▶ _Stated problem_:
Report each line of the data that has "cũng" somewhere in it.

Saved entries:
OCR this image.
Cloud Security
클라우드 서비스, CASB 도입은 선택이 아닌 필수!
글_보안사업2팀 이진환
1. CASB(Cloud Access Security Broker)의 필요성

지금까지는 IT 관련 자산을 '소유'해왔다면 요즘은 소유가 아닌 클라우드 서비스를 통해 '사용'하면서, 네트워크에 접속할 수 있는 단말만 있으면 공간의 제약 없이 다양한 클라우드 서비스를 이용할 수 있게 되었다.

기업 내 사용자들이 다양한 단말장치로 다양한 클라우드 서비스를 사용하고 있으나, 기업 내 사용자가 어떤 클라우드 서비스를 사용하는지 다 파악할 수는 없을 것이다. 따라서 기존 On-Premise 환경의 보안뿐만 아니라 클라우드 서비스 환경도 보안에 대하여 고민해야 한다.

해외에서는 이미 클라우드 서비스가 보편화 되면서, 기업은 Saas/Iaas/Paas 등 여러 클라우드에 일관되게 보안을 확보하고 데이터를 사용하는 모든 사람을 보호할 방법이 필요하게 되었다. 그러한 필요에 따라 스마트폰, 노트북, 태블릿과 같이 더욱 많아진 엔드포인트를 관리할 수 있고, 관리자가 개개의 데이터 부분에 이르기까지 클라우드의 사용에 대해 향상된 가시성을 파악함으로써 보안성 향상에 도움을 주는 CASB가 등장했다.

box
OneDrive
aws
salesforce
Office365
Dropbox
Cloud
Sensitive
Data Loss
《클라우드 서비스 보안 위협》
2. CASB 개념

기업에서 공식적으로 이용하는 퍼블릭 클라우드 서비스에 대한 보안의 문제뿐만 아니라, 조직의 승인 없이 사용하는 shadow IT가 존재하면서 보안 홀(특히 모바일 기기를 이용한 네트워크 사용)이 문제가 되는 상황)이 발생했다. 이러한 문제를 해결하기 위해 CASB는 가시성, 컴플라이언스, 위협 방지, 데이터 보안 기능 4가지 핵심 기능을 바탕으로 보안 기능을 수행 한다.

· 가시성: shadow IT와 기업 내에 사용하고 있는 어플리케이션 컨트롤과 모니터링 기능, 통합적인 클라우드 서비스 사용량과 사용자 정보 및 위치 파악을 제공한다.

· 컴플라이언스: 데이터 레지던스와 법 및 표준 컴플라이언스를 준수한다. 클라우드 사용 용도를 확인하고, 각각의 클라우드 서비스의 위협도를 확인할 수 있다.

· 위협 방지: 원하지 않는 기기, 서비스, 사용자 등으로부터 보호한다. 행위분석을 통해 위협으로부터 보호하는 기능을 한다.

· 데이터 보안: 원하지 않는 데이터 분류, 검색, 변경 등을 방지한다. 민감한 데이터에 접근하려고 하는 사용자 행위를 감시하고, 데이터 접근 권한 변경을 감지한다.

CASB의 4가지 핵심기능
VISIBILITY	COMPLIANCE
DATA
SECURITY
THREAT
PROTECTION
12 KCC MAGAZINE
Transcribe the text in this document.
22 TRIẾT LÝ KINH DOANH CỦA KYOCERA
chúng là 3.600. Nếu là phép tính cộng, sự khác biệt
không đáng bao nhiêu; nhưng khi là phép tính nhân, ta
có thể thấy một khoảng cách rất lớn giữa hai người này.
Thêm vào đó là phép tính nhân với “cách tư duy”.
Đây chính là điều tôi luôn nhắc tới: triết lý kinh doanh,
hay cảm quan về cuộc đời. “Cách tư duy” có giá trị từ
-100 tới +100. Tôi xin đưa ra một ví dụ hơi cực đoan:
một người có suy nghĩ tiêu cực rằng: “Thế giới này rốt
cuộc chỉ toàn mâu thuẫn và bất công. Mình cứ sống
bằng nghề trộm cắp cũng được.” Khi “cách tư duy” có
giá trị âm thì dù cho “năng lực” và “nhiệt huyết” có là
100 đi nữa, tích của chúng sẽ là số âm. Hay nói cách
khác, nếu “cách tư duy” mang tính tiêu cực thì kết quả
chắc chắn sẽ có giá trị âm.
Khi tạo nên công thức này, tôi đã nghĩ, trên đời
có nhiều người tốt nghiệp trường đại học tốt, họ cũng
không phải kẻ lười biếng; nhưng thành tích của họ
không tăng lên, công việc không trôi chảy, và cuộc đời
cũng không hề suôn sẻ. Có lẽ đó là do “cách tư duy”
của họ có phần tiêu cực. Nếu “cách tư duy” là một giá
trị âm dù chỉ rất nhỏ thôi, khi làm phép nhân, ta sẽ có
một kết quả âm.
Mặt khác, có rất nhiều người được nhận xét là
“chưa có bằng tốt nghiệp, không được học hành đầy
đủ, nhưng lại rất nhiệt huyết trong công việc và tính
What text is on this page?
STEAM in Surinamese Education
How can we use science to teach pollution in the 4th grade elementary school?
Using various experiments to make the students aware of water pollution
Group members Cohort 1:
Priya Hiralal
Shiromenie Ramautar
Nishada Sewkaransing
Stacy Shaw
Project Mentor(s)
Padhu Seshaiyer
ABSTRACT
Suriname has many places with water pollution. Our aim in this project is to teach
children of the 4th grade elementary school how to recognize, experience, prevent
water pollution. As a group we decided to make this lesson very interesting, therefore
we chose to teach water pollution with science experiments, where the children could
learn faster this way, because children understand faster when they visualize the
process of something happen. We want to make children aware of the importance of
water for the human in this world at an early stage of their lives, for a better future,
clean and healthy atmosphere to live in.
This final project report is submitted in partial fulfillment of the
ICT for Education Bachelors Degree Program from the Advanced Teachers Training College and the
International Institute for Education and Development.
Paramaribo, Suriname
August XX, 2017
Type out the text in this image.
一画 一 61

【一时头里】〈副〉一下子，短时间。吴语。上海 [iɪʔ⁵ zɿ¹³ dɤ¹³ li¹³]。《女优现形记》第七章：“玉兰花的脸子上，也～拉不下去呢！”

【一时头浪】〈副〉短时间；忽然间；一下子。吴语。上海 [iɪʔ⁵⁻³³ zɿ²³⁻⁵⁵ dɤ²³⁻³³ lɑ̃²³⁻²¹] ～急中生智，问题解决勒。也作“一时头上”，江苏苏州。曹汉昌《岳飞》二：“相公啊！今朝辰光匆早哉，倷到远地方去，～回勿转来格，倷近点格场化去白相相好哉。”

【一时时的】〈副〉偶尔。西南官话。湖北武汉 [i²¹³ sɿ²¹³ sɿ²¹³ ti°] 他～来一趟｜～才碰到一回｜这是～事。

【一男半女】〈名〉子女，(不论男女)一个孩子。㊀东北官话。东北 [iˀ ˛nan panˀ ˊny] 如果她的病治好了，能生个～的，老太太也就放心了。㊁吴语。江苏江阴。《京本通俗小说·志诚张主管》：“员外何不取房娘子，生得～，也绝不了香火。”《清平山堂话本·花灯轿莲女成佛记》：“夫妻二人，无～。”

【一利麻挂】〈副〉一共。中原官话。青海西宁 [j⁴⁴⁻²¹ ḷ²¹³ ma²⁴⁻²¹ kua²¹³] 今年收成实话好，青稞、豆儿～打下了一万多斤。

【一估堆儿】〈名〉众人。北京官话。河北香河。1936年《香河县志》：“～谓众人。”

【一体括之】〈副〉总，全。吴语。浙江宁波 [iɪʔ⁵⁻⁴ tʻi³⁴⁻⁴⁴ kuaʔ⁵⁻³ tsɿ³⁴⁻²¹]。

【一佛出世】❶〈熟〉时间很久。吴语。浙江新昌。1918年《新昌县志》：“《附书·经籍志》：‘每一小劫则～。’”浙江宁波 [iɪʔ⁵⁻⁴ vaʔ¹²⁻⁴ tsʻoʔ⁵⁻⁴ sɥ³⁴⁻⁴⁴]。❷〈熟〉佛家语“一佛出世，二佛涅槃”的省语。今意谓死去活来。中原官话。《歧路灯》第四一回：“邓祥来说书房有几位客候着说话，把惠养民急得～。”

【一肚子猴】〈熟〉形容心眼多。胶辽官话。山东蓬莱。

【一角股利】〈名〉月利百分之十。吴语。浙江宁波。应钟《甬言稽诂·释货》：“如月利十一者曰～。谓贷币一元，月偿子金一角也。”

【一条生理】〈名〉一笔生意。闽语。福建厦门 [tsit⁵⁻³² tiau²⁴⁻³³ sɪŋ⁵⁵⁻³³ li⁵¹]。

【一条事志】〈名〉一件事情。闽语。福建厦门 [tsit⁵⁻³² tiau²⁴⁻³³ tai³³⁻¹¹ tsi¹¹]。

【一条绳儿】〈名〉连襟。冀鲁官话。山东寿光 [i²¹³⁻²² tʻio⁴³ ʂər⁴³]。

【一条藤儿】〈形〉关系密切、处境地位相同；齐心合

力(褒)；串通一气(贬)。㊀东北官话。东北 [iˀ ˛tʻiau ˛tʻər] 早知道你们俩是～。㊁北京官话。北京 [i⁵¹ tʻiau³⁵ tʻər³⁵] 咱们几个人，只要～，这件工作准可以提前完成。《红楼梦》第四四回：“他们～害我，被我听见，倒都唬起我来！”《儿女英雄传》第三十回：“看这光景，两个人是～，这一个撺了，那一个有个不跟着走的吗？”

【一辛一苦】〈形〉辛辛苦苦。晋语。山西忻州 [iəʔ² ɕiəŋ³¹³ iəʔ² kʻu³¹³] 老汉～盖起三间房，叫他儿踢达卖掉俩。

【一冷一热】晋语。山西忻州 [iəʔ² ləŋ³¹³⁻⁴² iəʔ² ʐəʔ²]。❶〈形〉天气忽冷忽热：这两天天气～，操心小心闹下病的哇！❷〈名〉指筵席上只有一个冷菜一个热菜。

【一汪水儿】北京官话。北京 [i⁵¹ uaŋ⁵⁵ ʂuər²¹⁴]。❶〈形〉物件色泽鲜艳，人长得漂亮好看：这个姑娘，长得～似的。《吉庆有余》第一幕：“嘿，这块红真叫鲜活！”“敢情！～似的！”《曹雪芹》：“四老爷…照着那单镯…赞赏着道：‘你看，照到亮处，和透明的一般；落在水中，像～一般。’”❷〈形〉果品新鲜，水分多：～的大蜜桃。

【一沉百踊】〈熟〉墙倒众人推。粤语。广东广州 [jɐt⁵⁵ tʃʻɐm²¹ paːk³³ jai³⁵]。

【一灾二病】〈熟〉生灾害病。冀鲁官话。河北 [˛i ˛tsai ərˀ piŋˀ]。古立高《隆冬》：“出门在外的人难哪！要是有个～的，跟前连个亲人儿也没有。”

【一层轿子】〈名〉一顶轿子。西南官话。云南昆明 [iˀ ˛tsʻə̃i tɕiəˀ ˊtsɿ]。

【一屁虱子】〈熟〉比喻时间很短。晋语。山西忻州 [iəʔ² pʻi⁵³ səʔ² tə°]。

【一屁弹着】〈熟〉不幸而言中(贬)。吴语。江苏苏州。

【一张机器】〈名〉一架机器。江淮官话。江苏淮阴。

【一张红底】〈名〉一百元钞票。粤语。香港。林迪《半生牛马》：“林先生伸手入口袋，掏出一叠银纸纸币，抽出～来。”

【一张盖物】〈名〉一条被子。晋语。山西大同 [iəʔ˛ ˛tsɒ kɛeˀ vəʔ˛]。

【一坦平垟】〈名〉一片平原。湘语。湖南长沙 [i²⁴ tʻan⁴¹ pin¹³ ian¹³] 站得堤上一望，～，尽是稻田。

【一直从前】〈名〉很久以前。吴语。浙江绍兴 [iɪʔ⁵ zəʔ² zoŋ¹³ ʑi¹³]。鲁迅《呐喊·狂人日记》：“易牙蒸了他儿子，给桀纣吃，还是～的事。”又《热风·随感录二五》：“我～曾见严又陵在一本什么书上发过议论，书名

▶ _Written reply_:
bằng nghề trộm cắp cũng được.” Khi “cách tư duy” có
có nhiều người tốt nghiệp trường đại học tốt, họ cũng
cũng không hề suôn sẻ. Có lẽ đó là do “cách tư duy”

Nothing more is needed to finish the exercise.